• _REQUEST_:
Give the number of lines holding the string "新能源市场", and nothing else.

Data extracted from a collection:
....

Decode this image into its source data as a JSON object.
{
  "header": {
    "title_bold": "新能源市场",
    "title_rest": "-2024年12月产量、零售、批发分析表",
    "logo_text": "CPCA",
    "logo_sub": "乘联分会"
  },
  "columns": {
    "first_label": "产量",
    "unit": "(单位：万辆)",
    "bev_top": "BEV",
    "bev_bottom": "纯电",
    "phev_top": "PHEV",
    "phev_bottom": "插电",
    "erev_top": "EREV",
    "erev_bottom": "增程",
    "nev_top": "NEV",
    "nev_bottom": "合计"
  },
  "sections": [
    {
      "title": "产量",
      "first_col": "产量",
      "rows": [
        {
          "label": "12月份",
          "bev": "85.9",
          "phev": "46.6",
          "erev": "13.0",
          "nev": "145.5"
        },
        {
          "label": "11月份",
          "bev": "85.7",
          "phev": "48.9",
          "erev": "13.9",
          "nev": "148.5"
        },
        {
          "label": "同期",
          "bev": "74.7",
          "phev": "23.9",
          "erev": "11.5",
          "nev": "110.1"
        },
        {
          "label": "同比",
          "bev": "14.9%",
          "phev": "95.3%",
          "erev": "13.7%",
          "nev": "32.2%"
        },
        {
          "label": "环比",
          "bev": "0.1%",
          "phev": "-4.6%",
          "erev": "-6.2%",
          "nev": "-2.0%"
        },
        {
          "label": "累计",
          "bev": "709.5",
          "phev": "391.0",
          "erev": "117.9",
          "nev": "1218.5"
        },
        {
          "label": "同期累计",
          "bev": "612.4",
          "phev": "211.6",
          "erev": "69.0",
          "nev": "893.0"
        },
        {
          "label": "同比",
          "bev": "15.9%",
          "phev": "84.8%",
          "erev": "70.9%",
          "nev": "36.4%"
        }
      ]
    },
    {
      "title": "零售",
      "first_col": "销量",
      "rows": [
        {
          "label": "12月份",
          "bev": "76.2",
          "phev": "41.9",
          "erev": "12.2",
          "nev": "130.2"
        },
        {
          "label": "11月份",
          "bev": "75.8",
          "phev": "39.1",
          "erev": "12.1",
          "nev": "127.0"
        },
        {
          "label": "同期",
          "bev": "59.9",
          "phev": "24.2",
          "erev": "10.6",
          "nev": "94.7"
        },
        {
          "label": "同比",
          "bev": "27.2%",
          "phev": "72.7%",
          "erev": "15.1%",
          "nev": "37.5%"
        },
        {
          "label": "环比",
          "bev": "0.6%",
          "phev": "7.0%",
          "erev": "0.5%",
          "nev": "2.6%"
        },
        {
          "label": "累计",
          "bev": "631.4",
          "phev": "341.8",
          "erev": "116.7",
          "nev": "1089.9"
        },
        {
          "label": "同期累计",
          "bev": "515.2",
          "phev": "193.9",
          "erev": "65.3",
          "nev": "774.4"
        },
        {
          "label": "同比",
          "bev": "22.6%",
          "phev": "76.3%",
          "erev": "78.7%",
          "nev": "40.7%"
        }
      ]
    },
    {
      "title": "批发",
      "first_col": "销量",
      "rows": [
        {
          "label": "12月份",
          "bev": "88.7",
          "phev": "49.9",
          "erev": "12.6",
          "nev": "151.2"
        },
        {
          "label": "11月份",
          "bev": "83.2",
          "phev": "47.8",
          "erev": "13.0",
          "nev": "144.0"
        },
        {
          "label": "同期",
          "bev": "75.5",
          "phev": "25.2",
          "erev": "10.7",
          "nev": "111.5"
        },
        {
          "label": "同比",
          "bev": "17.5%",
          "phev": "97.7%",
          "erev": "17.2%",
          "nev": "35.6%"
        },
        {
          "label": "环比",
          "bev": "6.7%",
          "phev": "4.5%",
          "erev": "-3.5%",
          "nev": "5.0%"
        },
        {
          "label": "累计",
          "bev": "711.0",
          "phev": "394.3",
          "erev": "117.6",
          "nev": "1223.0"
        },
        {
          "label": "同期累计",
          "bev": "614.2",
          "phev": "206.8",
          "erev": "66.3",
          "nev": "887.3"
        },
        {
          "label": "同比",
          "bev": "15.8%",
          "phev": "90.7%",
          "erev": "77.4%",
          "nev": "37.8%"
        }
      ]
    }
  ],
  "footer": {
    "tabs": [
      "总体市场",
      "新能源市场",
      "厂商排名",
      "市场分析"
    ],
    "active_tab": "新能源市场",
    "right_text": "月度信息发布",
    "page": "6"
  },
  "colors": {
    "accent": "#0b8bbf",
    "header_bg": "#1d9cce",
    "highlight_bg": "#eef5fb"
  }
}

....

• _ANSWER TO THE TASK_:
3